• [Goal] Repeat every line exactly, keeping the pictures out of the copy.

• [Records for this task]

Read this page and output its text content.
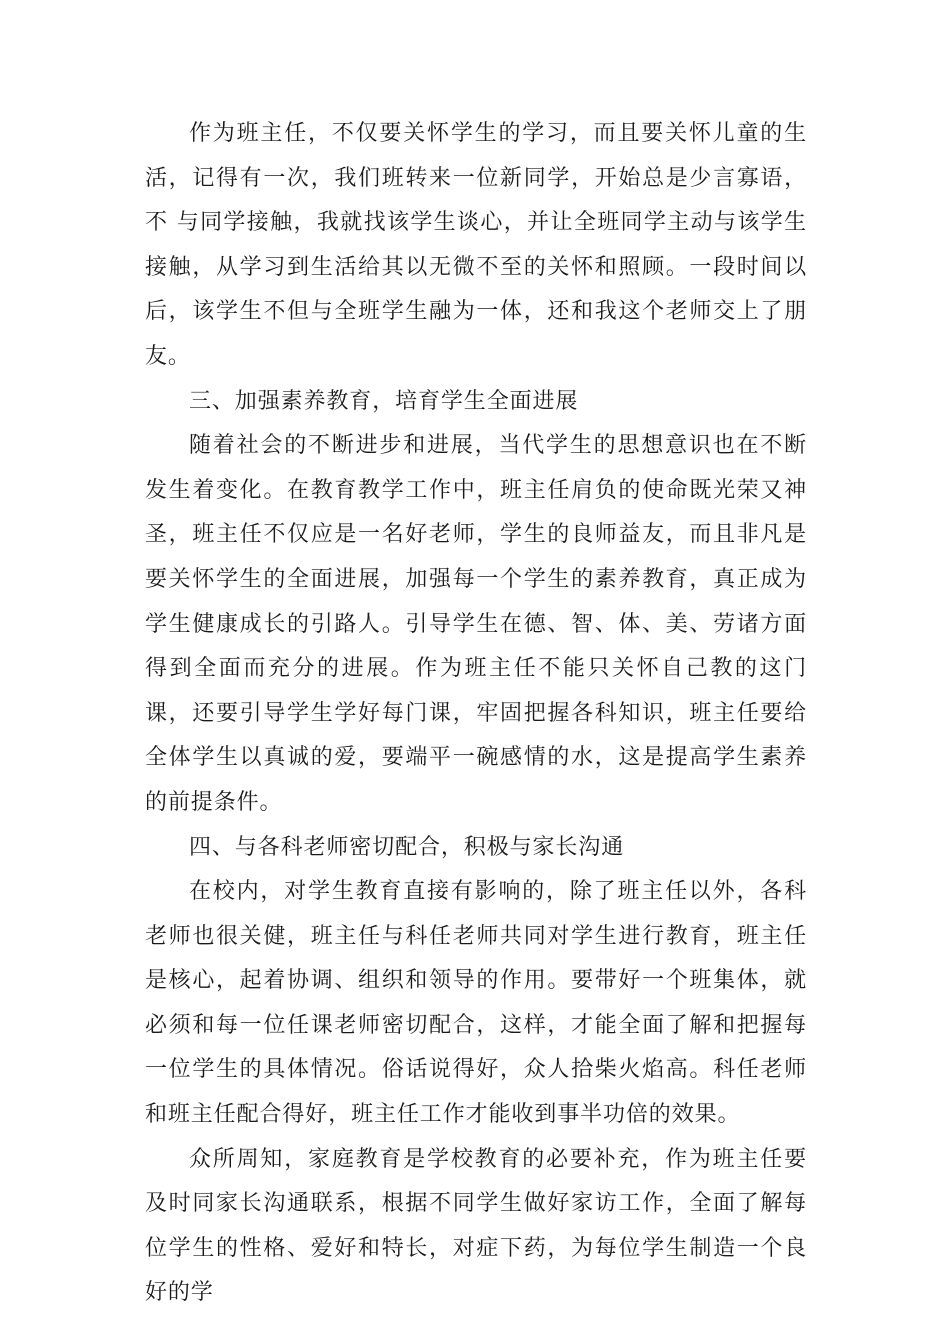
作为班主任，不仅要关怀学生的学习，而且要关怀儿童的生活，记得有一次，我们班转来一位新同学，开始总是少言寡语，不 与同学接触，我就找该学生谈心，并让全班同学主动与该学生接触，从学习到生活给其以无微不至的关怀和照顾。一段时间以后，该学生不但与全班学生融为一体，还和我这个老师交上了朋友。

三、加强素养教育，培育学生全面进展

随着社会的不断进步和进展，当代学生的思想意识也在不断发生着变化。在教育教学工作中，班主任肩负的使命既光荣又神圣，班主任不仅应是一名好老师，学生的良师益友，而且非凡是要关怀学生的全面进展，加强每一个学生的素养教育，真正成为学生健康成长的引路人。引导学生在德、智、体、美、劳诸方面得到全面而充分的进展。作为班主任不能只关怀自己教的这门课，还要引导学生学好每门课，牢固把握各科知识，班主任要给全体学生以真诚的爱，要端平一碗感情的水，这是提高学生素养的前提条件。

四、与各科老师密切配合，积极与家长沟通

在校内，对学生教育直接有影响的，除了班主任以外，各科老师也很关健，班主任与科任老师共同对学生进行教育，班主任是核心，起着协调、组织和领导的作用。要带好一个班集体，就必须和每一位任课老师密切配合，这样，才能全面了解和把握每一位学生的具体情况。俗话说得好，众人拾柴火焰高。科任老师和班主任配合得好，班主任工作才能收到事半功倍的效果。

众所周知，家庭教育是学校教育的必要补充，作为班主任要及时同家长沟通联系，根据不同学生做好家访工作，全面了解每位学生的性格、爱好和特长，对症下药，为每位学生制造一个良好的学
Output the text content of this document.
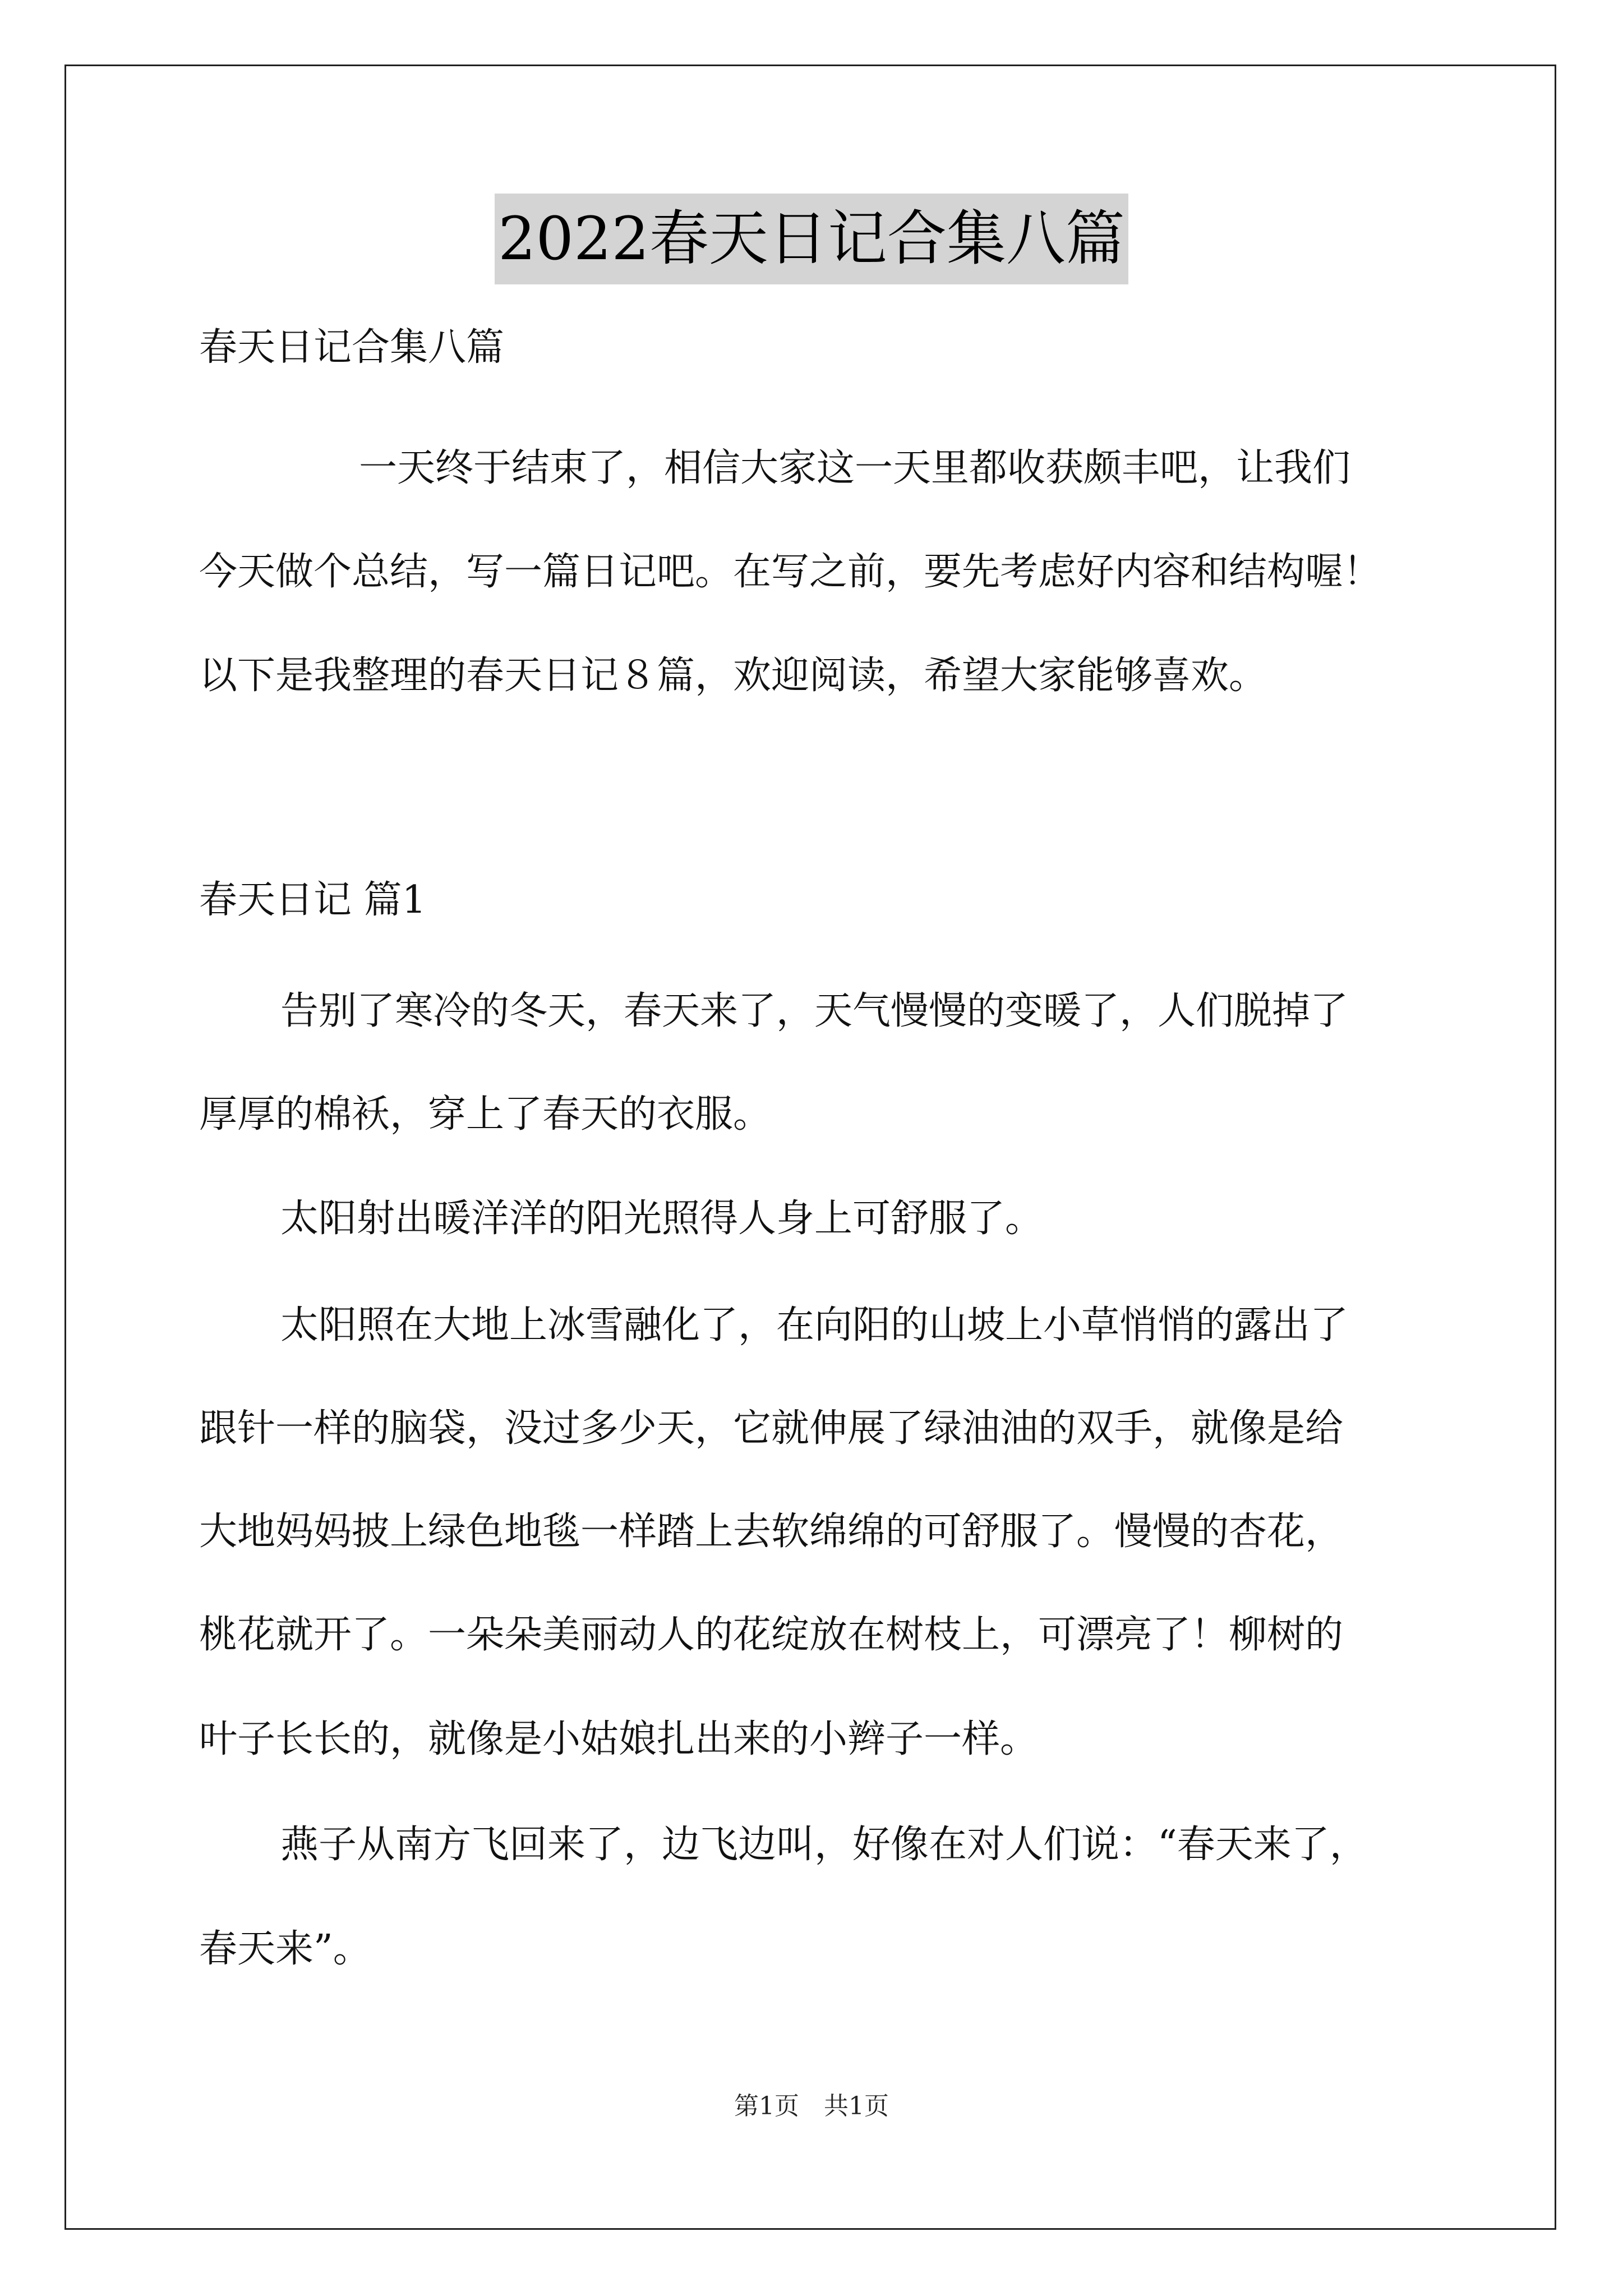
2022春天日记合集八篇
春天日记合集八篇
一天终于结束了，相信大家这一天里都收获颇丰吧，让我们
今天做个总结，写一篇日记吧。在写之前，要先考虑好内容和结构喔！
以下是我整理的春天日记８篇，欢迎阅读，希望大家能够喜欢。
春天日记 篇1
告别了寒冷的冬天，春天来了，天气慢慢的变暖了，人们脱掉了
厚厚的棉袄，穿上了春天的衣服。
太阳射出暖洋洋的阳光照得人身上可舒服了。
太阳照在大地上冰雪融化了，在向阳的山坡上小草悄悄的露出了
跟针一样的脑袋，没过多少天，它就伸展了绿油油的双手，就像是给
大地妈妈披上绿色地毯一样踏上去软绵绵的可舒服了。慢慢的杏花，
桃花就开了。一朵朵美丽动人的花绽放在树枝上，可漂亮了！柳树的
叶子长长的，就像是小姑娘扎出来的小辫子一样。
燕子从南方飞回来了，边飞边叫，好像在对人们说：“春天来了，
春天来”。
第1页　共1页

• [Final result]
Read this page and output its text content.
作为班主任，不仅要关怀学生的学习，而且要关怀儿童的生活，记得有一次，我们班转来一位新同学，开始总是少言寡语，不 与同学接触，我就找该学生谈心，并让全班同学主动与该学生接触，从学习到生活给其以无微不至的关怀和照顾。一段时间以后，该学生不但与全班学生融为一体，还和我这个老师交上了朋友。

三、加强素养教育，培育学生全面进展

随着社会的不断进步和进展，当代学生的思想意识也在不断发生着变化。在教育教学工作中，班主任肩负的使命既光荣又神圣，班主任不仅应是一名好老师，学生的良师益友，而且非凡是要关怀学生的全面进展，加强每一个学生的素养教育，真正成为学生健康成长的引路人。引导学生在德、智、体、美、劳诸方面得到全面而充分的进展。作为班主任不能只关怀自己教的这门课，还要引导学生学好每门课，牢固把握各科知识，班主任要给全体学生以真诚的爱，要端平一碗感情的水，这是提高学生素养的前提条件。

四、与各科老师密切配合，积极与家长沟通

在校内，对学生教育直接有影响的，除了班主任以外，各科老师也很关健，班主任与科任老师共同对学生进行教育，班主任是核心，起着协调、组织和领导的作用。要带好一个班集体，就必须和每一位任课老师密切配合，这样，才能全面了解和把握每一位学生的具体情况。俗话说得好，众人拾柴火焰高。科任老师和班主任配合得好，班主任工作才能收到事半功倍的效果。

众所周知，家庭教育是学校教育的必要补充，作为班主任要及时同家长沟通联系，根据不同学生做好家访工作，全面了解每位学生的性格、爱好和特长，对症下药，为每位学生制造一个良好的学
Output the text content of this document.
2022春天日记合集八篇
春天日记合集八篇
一天终于结束了，相信大家这一天里都收获颇丰吧，让我们
今天做个总结，写一篇日记吧。在写之前，要先考虑好内容和结构喔！
以下是我整理的春天日记８篇，欢迎阅读，希望大家能够喜欢。
春天日记 篇1
告别了寒冷的冬天，春天来了，天气慢慢的变暖了，人们脱掉了
厚厚的棉袄，穿上了春天的衣服。
太阳射出暖洋洋的阳光照得人身上可舒服了。
太阳照在大地上冰雪融化了，在向阳的山坡上小草悄悄的露出了
跟针一样的脑袋，没过多少天，它就伸展了绿油油的双手，就像是给
大地妈妈披上绿色地毯一样踏上去软绵绵的可舒服了。慢慢的杏花，
桃花就开了。一朵朵美丽动人的花绽放在树枝上，可漂亮了！柳树的
叶子长长的，就像是小姑娘扎出来的小辫子一样。
燕子从南方飞回来了，边飞边叫，好像在对人们说：“春天来了，
春天来”。
第1页　共1页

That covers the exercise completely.